▶ Exercise aim
Copy every line of the material below word for word.

▶ Source records
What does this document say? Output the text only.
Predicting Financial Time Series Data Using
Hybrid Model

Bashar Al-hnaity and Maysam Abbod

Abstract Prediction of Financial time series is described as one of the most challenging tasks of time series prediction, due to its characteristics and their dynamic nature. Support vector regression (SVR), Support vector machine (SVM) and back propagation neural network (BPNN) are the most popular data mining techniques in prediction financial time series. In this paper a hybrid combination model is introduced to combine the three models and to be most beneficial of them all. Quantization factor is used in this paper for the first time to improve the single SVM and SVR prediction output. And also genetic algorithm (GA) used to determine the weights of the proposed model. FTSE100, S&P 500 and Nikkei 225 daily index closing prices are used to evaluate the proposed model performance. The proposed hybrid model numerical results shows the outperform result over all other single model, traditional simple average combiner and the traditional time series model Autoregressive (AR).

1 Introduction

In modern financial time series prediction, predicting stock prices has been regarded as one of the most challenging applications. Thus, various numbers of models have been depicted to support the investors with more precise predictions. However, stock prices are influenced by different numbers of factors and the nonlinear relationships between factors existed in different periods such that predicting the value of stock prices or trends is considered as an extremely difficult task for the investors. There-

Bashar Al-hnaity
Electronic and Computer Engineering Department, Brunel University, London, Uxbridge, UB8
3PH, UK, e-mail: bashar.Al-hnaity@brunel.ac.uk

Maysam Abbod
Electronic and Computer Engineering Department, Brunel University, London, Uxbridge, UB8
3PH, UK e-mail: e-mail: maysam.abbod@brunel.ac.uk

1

▶ Complete response
What does this document say? Output the text only.
Predicting Financial Time Series Data Using
Hybrid Model

Bashar Al-hnaity and Maysam Abbod

Abstract Prediction of Financial time series is described as one of the most challenging tasks of time series prediction, due to its characteristics and their dynamic nature. Support vector regression (SVR), Support vector machine (SVM) and back propagation neural network (BPNN) are the most popular data mining techniques in prediction financial time series. In this paper a hybrid combination model is introduced to combine the three models and to be most beneficial of them all. Quantization factor is used in this paper for the first time to improve the single SVM and SVR prediction output. And also genetic algorithm (GA) used to determine the weights of the proposed model. FTSE100, S&P 500 and Nikkei 225 daily index closing prices are used to evaluate the proposed model performance. The proposed hybrid model numerical results shows the outperform result over all other single model, traditional simple average combiner and the traditional time series model Autoregressive (AR).

1 Introduction

In modern financial time series prediction, predicting stock prices has been regarded as one of the most challenging applications. Thus, various numbers of models have been depicted to support the investors with more precise predictions. However, stock prices are influenced by different numbers of factors and the nonlinear relationships between factors existed in different periods such that predicting the value of stock prices or trends is considered as an extremely difficult task for the investors. There-

Bashar Al-hnaity
Electronic and Computer Engineering Department, Brunel University, London, Uxbridge, UB8
3PH, UK, e-mail: bashar.Al-hnaity@brunel.ac.uk

Maysam Abbod
Electronic and Computer Engineering Department, Brunel University, London, Uxbridge, UB8
3PH, UK e-mail: e-mail: maysam.abbod@brunel.ac.uk

1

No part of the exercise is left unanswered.